··· DATA SECTION ···
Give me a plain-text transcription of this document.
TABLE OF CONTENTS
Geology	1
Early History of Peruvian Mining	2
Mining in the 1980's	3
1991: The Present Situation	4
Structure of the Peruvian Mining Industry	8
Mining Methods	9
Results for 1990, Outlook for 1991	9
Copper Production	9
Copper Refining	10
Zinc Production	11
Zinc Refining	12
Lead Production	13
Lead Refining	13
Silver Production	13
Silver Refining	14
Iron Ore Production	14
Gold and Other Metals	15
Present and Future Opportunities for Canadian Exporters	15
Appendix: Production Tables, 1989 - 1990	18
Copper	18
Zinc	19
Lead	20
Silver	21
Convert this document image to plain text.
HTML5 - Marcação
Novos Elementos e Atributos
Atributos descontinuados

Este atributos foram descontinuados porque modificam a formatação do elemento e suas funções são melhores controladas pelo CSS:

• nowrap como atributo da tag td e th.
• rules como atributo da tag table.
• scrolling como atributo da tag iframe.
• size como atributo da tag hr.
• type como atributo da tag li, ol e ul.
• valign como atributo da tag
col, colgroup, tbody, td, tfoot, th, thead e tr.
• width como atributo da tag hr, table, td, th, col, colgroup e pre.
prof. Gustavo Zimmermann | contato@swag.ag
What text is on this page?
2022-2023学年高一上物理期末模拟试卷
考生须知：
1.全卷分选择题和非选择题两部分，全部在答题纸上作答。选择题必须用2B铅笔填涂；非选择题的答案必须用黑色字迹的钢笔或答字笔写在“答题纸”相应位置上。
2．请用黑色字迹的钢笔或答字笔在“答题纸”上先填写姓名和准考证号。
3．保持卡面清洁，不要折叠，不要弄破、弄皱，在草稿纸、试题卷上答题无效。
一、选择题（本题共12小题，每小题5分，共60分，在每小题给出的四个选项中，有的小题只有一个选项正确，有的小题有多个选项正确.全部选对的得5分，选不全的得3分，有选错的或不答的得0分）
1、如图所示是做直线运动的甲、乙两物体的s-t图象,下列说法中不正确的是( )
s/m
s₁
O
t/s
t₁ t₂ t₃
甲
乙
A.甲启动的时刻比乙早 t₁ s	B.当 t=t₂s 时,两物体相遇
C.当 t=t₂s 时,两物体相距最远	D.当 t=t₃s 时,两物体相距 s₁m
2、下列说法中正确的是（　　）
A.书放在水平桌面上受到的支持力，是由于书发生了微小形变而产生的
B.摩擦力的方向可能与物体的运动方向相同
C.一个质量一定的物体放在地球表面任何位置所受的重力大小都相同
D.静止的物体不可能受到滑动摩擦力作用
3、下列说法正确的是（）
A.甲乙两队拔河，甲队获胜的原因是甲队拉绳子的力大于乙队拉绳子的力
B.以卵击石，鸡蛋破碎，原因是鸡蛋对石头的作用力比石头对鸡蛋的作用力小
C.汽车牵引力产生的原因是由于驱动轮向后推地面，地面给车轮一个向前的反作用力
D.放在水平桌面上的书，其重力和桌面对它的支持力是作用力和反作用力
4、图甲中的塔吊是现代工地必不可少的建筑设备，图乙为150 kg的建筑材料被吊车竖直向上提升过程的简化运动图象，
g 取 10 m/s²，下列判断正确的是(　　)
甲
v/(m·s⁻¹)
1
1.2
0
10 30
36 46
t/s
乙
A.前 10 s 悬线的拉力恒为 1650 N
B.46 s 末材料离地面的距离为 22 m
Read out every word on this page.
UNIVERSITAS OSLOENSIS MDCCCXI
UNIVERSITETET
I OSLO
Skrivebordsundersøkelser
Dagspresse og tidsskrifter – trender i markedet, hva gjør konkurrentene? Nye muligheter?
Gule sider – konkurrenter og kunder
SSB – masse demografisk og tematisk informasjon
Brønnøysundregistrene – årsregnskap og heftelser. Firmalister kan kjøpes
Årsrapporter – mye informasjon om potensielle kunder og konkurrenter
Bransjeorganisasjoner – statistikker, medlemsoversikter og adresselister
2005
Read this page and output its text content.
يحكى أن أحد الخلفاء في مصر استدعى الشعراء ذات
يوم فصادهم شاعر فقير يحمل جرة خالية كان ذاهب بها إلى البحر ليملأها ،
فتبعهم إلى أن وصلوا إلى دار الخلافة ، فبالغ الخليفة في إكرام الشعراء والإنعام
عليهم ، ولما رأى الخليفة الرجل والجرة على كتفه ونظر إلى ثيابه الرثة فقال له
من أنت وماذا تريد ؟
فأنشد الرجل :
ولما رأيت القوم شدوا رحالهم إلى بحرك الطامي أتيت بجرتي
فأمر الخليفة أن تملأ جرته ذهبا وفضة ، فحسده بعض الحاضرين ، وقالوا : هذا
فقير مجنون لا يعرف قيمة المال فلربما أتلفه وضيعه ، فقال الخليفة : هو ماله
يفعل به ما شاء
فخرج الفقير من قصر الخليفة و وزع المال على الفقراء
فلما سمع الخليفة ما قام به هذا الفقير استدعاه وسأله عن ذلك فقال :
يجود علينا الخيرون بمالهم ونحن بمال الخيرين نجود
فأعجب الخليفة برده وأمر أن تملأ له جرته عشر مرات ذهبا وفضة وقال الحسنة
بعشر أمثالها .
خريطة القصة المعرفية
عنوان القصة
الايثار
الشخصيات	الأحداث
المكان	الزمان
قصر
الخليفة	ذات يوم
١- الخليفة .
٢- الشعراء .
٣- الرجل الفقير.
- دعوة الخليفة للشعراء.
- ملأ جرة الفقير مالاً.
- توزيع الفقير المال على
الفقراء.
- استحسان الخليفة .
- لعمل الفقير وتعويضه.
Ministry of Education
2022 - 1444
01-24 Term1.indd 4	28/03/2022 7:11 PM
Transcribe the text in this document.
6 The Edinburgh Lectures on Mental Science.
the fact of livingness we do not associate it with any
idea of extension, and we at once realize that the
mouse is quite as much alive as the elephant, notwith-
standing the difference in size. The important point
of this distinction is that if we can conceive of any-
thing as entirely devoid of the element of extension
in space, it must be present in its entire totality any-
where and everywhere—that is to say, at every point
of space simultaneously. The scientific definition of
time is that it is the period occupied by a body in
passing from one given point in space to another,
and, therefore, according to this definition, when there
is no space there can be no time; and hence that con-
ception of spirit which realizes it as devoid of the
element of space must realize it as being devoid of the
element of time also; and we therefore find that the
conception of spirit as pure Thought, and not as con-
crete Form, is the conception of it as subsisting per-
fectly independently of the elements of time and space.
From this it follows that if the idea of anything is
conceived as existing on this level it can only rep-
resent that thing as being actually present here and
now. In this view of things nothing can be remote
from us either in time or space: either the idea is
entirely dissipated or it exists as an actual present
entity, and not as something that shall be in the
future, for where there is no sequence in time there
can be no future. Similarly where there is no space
···
WORK REQUIRED:
Single out each line of the records above with the string "every" in it, and copy it.

FULL ANSWER:
Read out every word on this page.
where and everywhere—that is to say, at every point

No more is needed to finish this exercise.